• [What is required]
Transcribe each line of the material as it is, and drop any picture.

• [Materials provided]
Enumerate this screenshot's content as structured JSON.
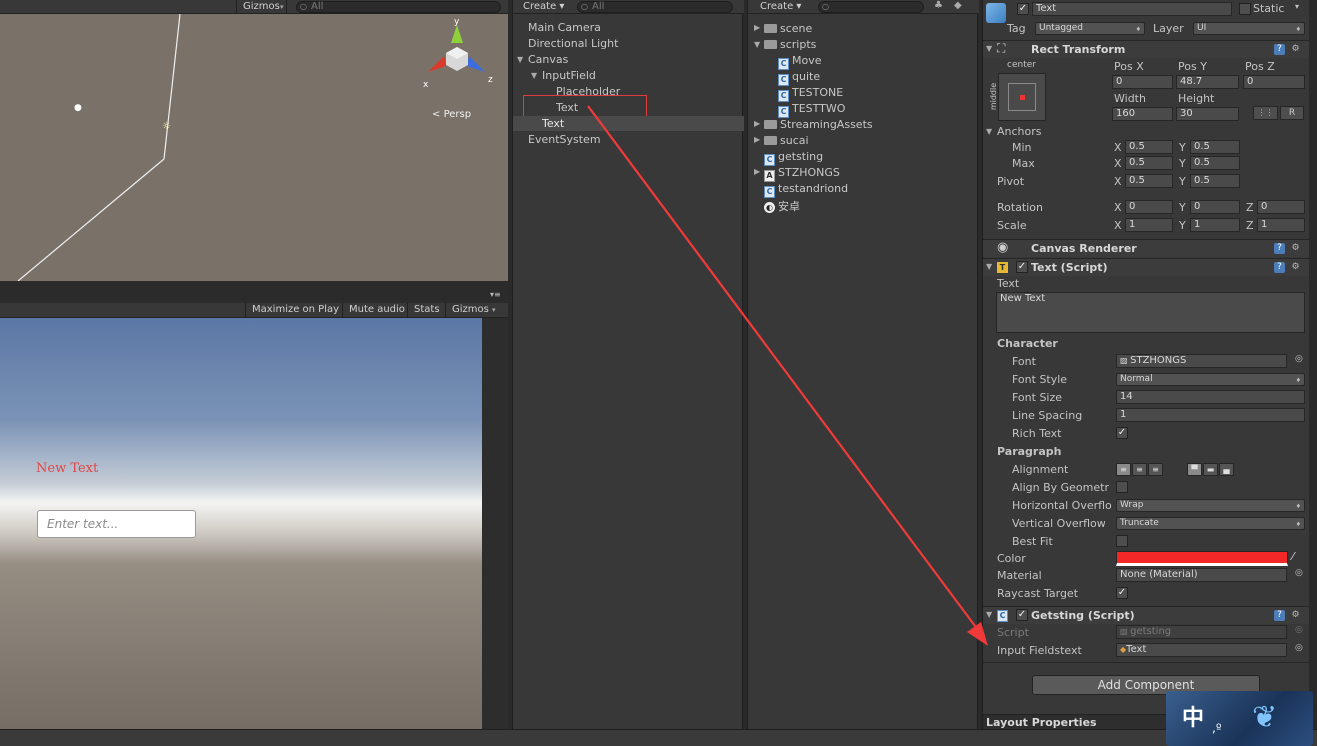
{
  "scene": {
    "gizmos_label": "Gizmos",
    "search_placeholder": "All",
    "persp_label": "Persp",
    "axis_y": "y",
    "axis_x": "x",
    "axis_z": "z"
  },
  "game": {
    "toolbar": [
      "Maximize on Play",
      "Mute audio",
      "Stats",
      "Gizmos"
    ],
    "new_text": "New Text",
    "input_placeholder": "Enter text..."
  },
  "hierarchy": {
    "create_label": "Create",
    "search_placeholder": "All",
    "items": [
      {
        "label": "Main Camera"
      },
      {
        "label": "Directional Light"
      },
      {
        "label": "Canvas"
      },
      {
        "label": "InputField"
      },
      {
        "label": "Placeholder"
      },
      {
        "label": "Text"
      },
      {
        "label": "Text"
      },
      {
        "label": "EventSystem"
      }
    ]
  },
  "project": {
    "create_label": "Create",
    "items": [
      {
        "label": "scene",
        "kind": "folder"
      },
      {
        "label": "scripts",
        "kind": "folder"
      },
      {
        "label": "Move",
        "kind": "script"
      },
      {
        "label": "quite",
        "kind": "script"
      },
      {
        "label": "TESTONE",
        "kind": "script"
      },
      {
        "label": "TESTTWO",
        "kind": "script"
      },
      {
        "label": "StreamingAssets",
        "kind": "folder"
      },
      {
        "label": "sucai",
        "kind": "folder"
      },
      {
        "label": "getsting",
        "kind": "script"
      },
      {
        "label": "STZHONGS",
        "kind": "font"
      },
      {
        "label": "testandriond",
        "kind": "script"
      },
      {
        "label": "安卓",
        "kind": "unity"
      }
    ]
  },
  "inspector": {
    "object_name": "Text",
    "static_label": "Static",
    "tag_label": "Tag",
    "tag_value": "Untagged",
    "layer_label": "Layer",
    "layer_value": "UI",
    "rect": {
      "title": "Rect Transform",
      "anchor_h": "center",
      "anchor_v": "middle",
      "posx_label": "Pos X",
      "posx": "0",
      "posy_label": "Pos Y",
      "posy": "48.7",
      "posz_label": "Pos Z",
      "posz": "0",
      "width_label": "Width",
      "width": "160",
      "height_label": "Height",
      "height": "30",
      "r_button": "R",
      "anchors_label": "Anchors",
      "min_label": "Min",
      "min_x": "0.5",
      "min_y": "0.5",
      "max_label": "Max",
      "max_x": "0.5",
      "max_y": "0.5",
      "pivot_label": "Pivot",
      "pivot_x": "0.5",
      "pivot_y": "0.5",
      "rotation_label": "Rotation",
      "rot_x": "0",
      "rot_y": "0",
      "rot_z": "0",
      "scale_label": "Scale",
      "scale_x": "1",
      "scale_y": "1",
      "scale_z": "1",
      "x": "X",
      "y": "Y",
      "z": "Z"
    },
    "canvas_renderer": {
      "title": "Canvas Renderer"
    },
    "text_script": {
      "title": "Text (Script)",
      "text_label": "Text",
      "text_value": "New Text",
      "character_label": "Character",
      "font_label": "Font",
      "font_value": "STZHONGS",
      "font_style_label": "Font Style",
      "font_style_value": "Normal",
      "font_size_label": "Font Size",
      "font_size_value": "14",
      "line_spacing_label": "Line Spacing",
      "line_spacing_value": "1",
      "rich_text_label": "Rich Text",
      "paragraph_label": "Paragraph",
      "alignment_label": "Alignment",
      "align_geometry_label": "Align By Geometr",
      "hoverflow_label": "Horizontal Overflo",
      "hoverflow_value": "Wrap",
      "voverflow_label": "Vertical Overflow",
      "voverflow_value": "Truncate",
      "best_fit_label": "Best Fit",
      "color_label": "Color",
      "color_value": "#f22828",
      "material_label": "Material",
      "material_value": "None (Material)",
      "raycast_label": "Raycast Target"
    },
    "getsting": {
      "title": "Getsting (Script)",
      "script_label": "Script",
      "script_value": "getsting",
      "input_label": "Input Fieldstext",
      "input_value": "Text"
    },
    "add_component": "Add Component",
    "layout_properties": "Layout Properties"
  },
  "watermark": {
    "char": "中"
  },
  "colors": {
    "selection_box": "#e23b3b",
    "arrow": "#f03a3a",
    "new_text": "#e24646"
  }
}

• [Exercise response]
Enumerate this screenshot's content as structured JSON.
{
  "scene": {
    "gizmos_label": "Gizmos",
    "search_placeholder": "All",
    "persp_label": "Persp",
    "axis_y": "y",
    "axis_x": "x",
    "axis_z": "z"
  },
  "game": {
    "toolbar": [
      "Maximize on Play",
      "Mute audio",
      "Stats",
      "Gizmos"
    ],
    "new_text": "New Text",
    "input_placeholder": "Enter text..."
  },
  "hierarchy": {
    "create_label": "Create",
    "search_placeholder": "All",
    "items": [
      {
        "label": "Main Camera"
      },
      {
        "label": "Directional Light"
      },
      {
        "label": "Canvas"
      },
      {
        "label": "InputField"
      },
      {
        "label": "Placeholder"
      },
      {
        "label": "Text"
      },
      {
        "label": "Text"
      },
      {
        "label": "EventSystem"
      }
    ]
  },
  "project": {
    "create_label": "Create",
    "items": [
      {
        "label": "scene",
        "kind": "folder"
      },
      {
        "label": "scripts",
        "kind": "folder"
      },
      {
        "label": "Move",
        "kind": "script"
      },
      {
        "label": "quite",
        "kind": "script"
      },
      {
        "label": "TESTONE",
        "kind": "script"
      },
      {
        "label": "TESTTWO",
        "kind": "script"
      },
      {
        "label": "StreamingAssets",
        "kind": "folder"
      },
      {
        "label": "sucai",
        "kind": "folder"
      },
      {
        "label": "getsting",
        "kind": "script"
      },
      {
        "label": "STZHONGS",
        "kind": "font"
      },
      {
        "label": "testandriond",
        "kind": "script"
      },
      {
        "label": "安卓",
        "kind": "unity"
      }
    ]
  },
  "inspector": {
    "object_name": "Text",
    "static_label": "Static",
    "tag_label": "Tag",
    "tag_value": "Untagged",
    "layer_label": "Layer",
    "layer_value": "UI",
    "rect": {
      "title": "Rect Transform",
      "anchor_h": "center",
      "anchor_v": "middle",
      "posx_label": "Pos X",
      "posx": "0",
      "posy_label": "Pos Y",
      "posy": "48.7",
      "posz_label": "Pos Z",
      "posz": "0",
      "width_label": "Width",
      "width": "160",
      "height_label": "Height",
      "height": "30",
      "r_button": "R",
      "anchors_label": "Anchors",
      "min_label": "Min",
      "min_x": "0.5",
      "min_y": "0.5",
      "max_label": "Max",
      "max_x": "0.5",
      "max_y": "0.5",
      "pivot_label": "Pivot",
      "pivot_x": "0.5",
      "pivot_y": "0.5",
      "rotation_label": "Rotation",
      "rot_x": "0",
      "rot_y": "0",
      "rot_z": "0",
      "scale_label": "Scale",
      "scale_x": "1",
      "scale_y": "1",
      "scale_z": "1",
      "x": "X",
      "y": "Y",
      "z": "Z"
    },
    "canvas_renderer": {
      "title": "Canvas Renderer"
    },
    "text_script": {
      "title": "Text (Script)",
      "text_label": "Text",
      "text_value": "New Text",
      "character_label": "Character",
      "font_label": "Font",
      "font_value": "STZHONGS",
      "font_style_label": "Font Style",
      "font_style_value": "Normal",
      "font_size_label": "Font Size",
      "font_size_value": "14",
      "line_spacing_label": "Line Spacing",
      "line_spacing_value": "1",
      "rich_text_label": "Rich Text",
      "paragraph_label": "Paragraph",
      "alignment_label": "Alignment",
      "align_geometry_label": "Align By Geometr",
      "hoverflow_label": "Horizontal Overflo",
      "hoverflow_value": "Wrap",
      "voverflow_label": "Vertical Overflow",
      "voverflow_value": "Truncate",
      "best_fit_label": "Best Fit",
      "color_label": "Color",
      "color_value": "#f22828",
      "material_label": "Material",
      "material_value": "None (Material)",
      "raycast_label": "Raycast Target"
    },
    "getsting": {
      "title": "Getsting (Script)",
      "script_label": "Script",
      "script_value": "getsting",
      "input_label": "Input Fieldstext",
      "input_value": "Text"
    },
    "add_component": "Add Component",
    "layout_properties": "Layout Properties"
  },
  "watermark": {
    "char": "中"
  },
  "colors": {
    "selection_box": "#e23b3b",
    "arrow": "#f03a3a",
    "new_text": "#e24646"
  }
}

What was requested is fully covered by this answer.